* **Actividades propuestas**:
(a) Copia el fragmento del texto propuesto que arranca en las palabras "Durante ochenta años, el" y concluye tras "el ejército israelí.", y cambia en él "pacto moral" por "acuerdo moral".
(b) Según el texto propuesto, ¿durante cuántos años sentó el Holocausto las bases de un pacto moral de acero?
(c) Enumera todo lo que, según el texto propuesto, nadie osó hacer con el Holocausto.

* **Texto propuesto**:
□ □ □
Aunque me acusen de canso; no me cansaré. De no sentirme humano ante el genocidio de Gaza. Pues ya estamos despojados de tal condición.

Durante ochenta años, el Holocausto sentó las bases de un pacto moral de acero. Nadie podía estar a favor de esa barbarie antesala del infierno. Nadie osó justificarlo o vulgarizarlo, convertirlo en una épica justiciera o resignificarlo como un ritual gore. A esa degradación ha llegado el ejército israelí.

Y si no, revisen esas imágenes de francotiradores destrozando la cabeza de niños famélicos, o de colonos sionistas asesinando impunemente a palestinos, o de ese ejercito judío grabando el bombardeo como un reality en directo que acaba cansándonos, no tanto por su crueldad, sino porque ese horror anestesia todas nuestras percepciones del dolor y la humanidad secuestrada.
□ □ □
* **Sección de datos**:
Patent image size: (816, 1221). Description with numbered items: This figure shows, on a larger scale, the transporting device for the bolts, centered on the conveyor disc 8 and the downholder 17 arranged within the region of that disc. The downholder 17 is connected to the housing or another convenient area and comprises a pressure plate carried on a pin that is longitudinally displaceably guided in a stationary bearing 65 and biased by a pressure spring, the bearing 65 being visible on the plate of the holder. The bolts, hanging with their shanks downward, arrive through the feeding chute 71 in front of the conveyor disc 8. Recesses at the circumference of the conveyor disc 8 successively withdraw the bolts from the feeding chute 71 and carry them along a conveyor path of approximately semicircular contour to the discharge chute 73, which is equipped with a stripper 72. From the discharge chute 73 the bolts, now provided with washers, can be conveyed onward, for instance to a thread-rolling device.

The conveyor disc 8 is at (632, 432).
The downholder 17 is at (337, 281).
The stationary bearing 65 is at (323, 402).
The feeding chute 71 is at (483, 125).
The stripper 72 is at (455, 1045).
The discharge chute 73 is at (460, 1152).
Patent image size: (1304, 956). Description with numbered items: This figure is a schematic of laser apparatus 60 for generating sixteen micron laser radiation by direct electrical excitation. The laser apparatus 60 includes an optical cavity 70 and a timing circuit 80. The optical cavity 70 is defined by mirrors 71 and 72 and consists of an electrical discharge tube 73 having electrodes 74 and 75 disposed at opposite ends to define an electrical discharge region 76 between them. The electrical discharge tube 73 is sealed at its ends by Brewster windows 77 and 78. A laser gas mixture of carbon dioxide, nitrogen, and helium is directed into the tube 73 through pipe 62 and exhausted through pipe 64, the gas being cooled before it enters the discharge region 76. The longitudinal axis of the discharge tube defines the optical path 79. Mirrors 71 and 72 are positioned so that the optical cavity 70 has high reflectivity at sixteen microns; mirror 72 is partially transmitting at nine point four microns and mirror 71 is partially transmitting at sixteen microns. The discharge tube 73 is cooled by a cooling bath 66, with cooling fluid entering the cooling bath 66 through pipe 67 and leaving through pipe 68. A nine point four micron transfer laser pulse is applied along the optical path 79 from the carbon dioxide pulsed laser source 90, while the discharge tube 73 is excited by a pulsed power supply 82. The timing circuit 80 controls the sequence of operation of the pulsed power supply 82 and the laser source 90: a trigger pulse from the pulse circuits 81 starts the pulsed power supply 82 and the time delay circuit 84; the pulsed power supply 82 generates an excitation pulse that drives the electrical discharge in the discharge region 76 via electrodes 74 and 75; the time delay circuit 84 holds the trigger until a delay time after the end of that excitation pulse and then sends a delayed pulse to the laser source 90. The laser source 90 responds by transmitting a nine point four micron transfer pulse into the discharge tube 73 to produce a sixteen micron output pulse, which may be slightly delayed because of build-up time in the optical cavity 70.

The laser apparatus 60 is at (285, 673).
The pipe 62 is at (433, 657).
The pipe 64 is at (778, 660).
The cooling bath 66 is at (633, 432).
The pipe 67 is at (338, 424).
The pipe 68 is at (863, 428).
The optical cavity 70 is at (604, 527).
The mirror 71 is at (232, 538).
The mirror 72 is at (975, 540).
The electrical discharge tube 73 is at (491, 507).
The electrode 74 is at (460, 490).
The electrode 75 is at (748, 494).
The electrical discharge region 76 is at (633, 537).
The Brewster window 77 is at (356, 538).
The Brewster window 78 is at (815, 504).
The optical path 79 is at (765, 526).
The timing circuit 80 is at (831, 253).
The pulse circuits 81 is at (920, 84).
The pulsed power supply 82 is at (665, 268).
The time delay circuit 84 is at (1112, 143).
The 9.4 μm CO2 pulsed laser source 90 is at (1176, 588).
□ □ □
* **Soluciones**:
(a)
Durante ochenta años, el Holocausto sentó las bases de un acuerdo moral de acero. Nadie podía estar a favor de esa barbarie antesala del infierno. Nadie osó justificarlo o vulgarizarlo, convertirlo en una épica justiciera o resignificarlo como un ritual gore. A esa degradación ha llegado el ejército israelí.

(b) Durante ochenta años.

(c)
- Justificarlo
- Vulgarizarlo
- Convertirlo en una épica justiciera
- Resignificarlo como un ritual gore